Reproduce exactly the lines from the one containing "Parse this screenshot: output" through the last line of the data, both ends included.
## Begin
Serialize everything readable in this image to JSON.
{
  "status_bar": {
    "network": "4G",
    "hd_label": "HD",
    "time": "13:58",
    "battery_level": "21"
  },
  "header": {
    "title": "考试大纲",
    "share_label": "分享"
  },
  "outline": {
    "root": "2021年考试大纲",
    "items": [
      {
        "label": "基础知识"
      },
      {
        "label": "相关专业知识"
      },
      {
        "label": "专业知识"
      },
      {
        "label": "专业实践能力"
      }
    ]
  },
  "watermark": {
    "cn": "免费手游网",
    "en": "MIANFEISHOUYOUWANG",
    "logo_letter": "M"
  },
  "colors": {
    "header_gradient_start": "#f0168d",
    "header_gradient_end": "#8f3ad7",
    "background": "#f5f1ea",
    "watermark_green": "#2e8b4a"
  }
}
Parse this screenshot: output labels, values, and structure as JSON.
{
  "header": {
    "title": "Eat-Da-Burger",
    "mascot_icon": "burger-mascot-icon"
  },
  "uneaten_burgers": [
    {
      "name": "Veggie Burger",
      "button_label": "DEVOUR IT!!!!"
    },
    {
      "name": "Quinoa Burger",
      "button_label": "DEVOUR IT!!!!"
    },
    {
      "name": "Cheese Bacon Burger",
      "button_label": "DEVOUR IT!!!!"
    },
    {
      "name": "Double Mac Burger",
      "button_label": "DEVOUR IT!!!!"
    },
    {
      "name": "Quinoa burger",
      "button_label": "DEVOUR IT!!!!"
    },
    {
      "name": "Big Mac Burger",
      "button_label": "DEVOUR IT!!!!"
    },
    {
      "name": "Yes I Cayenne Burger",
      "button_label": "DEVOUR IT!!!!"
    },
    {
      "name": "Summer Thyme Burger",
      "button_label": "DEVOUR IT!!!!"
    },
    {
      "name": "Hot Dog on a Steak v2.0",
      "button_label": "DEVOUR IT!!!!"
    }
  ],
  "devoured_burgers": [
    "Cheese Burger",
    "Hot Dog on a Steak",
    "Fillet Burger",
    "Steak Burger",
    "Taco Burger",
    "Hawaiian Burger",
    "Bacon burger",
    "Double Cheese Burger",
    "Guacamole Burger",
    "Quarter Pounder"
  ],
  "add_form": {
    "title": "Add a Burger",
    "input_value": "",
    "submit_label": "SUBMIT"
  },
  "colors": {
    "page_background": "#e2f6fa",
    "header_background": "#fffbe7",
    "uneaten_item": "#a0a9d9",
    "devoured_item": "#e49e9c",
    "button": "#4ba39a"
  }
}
## End
- _RESPONSE FOR THIS EXERCISE_
Parse this screenshot: output labels, values, and structure as JSON.
{
  "header": {
    "title": "Eat-Da-Burger",
    "mascot_icon": "burger-mascot-icon"
  },
  "uneaten_burgers": [
    {
      "name": "Veggie Burger",
      "button_label": "DEVOUR IT!!!!"
    },
    {
      "name": "Quinoa Burger",
      "button_label": "DEVOUR IT!!!!"
    },
    {
      "name": "Cheese Bacon Burger",
      "button_label": "DEVOUR IT!!!!"
    },
    {
      "name": "Double Mac Burger",
      "button_label": "DEVOUR IT!!!!"
    },
    {
      "name": "Quinoa burger",
      "button_label": "DEVOUR IT!!!!"
    },
    {
      "name": "Big Mac Burger",
      "button_label": "DEVOUR IT!!!!"
    },
    {
      "name": "Yes I Cayenne Burger",
      "button_label": "DEVOUR IT!!!!"
    },
    {
      "name": "Summer Thyme Burger",
      "button_label": "DEVOUR IT!!!!"
    },
    {
      "name": "Hot Dog on a Steak v2.0",
      "button_label": "DEVOUR IT!!!!"
    }
  ],
  "devoured_burgers": [
    "Cheese Burger",
    "Hot Dog on a Steak",
    "Fillet Burger",
    "Steak Burger",
    "Taco Burger",
    "Hawaiian Burger",
    "Bacon burger",
    "Double Cheese Burger",
    "Guacamole Burger",
    "Quarter Pounder"
  ],
  "add_form": {
    "title": "Add a Burger",
    "input_value": "",
    "submit_label": "SUBMIT"
  },
  "colors": {
    "page_background": "#e2f6fa",
    "header_background": "#fffbe7",
    "uneaten_item": "#a0a9d9",
    "devoured_item": "#e49e9c",
    "button": "#4ba39a"
  }
}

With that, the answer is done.